_Exercise description_: Return the lines where the word "true" occurs.

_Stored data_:
☆ ☆ ☆ ☆ ☆

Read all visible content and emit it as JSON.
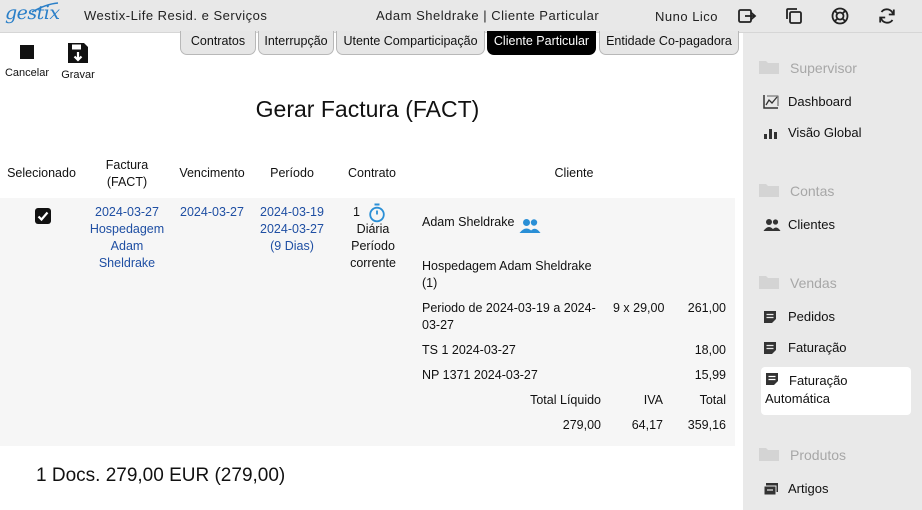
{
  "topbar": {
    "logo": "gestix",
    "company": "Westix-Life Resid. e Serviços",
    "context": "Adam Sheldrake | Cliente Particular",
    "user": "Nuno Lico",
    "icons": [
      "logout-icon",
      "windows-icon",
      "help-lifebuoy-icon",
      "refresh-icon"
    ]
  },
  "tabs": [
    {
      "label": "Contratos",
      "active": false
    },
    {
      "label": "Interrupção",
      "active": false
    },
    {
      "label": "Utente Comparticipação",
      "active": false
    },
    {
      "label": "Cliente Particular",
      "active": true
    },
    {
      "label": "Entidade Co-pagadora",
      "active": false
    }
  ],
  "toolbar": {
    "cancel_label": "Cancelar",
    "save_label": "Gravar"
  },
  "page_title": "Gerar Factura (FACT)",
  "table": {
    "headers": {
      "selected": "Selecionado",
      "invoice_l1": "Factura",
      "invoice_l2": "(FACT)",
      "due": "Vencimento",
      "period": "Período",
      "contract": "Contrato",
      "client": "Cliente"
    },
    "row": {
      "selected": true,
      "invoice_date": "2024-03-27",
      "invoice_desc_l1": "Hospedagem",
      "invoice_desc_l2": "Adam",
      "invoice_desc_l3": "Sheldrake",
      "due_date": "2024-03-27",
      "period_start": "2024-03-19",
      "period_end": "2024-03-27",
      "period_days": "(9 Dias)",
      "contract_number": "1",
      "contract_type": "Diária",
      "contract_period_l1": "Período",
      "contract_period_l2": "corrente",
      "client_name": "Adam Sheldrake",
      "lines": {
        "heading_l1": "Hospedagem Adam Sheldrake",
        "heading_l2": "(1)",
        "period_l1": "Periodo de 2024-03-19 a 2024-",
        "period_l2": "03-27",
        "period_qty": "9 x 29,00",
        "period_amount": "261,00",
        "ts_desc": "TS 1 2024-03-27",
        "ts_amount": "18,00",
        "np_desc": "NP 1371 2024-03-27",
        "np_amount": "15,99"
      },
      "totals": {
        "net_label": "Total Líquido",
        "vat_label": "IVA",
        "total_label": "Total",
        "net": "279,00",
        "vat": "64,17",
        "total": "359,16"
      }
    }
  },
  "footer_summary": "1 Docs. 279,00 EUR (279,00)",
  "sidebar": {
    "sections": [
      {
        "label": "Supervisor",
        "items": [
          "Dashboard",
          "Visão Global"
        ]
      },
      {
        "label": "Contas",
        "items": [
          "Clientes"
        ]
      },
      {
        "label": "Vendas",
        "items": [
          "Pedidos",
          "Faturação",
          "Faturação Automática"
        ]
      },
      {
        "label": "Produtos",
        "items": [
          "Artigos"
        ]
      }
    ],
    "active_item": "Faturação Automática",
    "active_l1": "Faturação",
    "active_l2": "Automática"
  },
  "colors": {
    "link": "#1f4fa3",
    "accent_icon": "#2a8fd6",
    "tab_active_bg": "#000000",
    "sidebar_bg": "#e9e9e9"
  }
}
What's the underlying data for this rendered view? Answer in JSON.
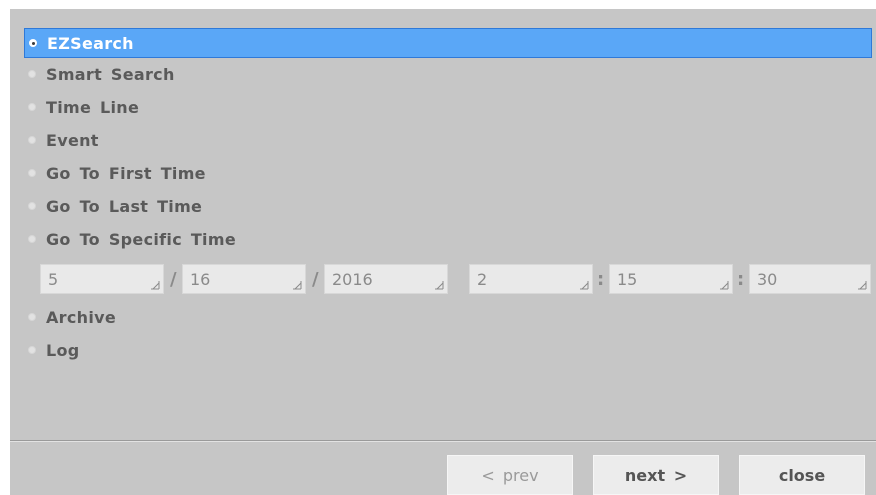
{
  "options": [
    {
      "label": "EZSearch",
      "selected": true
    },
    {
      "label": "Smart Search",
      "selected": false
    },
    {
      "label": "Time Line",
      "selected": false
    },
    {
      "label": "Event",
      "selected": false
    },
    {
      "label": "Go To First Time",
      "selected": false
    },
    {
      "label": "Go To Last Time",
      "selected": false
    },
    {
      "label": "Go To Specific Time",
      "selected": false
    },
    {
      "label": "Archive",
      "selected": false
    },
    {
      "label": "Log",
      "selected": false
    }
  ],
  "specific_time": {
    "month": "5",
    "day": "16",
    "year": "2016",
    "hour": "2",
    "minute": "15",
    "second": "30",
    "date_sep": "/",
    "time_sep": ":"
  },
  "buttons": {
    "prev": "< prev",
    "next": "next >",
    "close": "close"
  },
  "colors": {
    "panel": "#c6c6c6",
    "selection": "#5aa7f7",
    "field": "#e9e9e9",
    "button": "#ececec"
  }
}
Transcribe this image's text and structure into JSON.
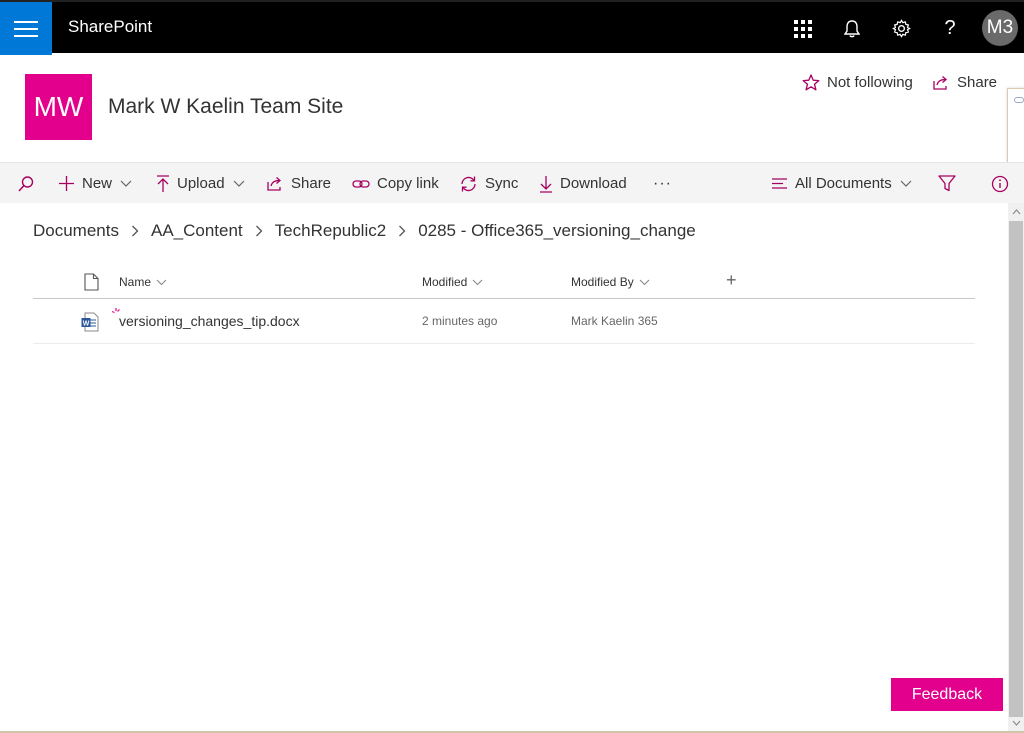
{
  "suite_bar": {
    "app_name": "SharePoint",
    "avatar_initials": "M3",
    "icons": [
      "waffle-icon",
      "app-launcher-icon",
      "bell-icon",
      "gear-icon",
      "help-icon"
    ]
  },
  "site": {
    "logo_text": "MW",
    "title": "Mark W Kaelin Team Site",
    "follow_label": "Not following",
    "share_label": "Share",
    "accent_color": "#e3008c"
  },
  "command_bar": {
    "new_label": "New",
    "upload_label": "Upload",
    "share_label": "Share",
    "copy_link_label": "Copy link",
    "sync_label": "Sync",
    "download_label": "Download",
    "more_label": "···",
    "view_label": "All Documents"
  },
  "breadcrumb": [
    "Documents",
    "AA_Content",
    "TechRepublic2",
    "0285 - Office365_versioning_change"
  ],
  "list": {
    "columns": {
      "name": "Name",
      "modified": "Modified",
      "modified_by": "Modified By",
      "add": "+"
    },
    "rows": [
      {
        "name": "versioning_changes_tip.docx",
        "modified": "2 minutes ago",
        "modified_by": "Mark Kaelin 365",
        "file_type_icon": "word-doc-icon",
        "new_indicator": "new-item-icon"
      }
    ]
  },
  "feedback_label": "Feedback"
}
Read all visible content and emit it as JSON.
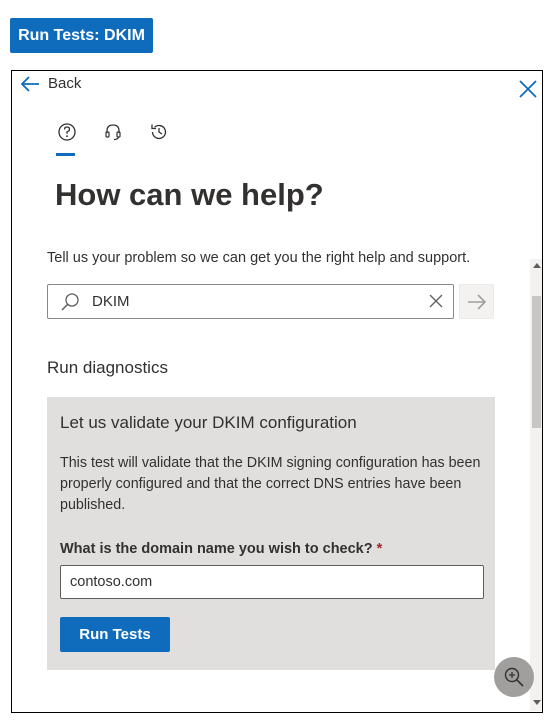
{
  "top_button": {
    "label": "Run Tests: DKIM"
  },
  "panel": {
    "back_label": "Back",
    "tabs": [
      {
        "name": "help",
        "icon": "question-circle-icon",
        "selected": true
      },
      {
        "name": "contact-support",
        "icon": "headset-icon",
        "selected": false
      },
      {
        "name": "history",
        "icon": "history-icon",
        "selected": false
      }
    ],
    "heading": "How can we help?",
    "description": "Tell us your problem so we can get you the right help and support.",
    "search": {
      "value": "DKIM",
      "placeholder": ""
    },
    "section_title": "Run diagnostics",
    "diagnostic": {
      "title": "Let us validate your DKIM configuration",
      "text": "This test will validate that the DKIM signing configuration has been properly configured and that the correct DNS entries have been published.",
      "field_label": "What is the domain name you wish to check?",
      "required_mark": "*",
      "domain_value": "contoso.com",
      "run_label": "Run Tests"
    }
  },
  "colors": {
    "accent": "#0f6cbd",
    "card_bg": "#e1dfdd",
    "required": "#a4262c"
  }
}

☆ ☆ ☆ ☆ ☆

_Written response_:
      "active": true
      "selected": true,
      "selected": true
        "selected": true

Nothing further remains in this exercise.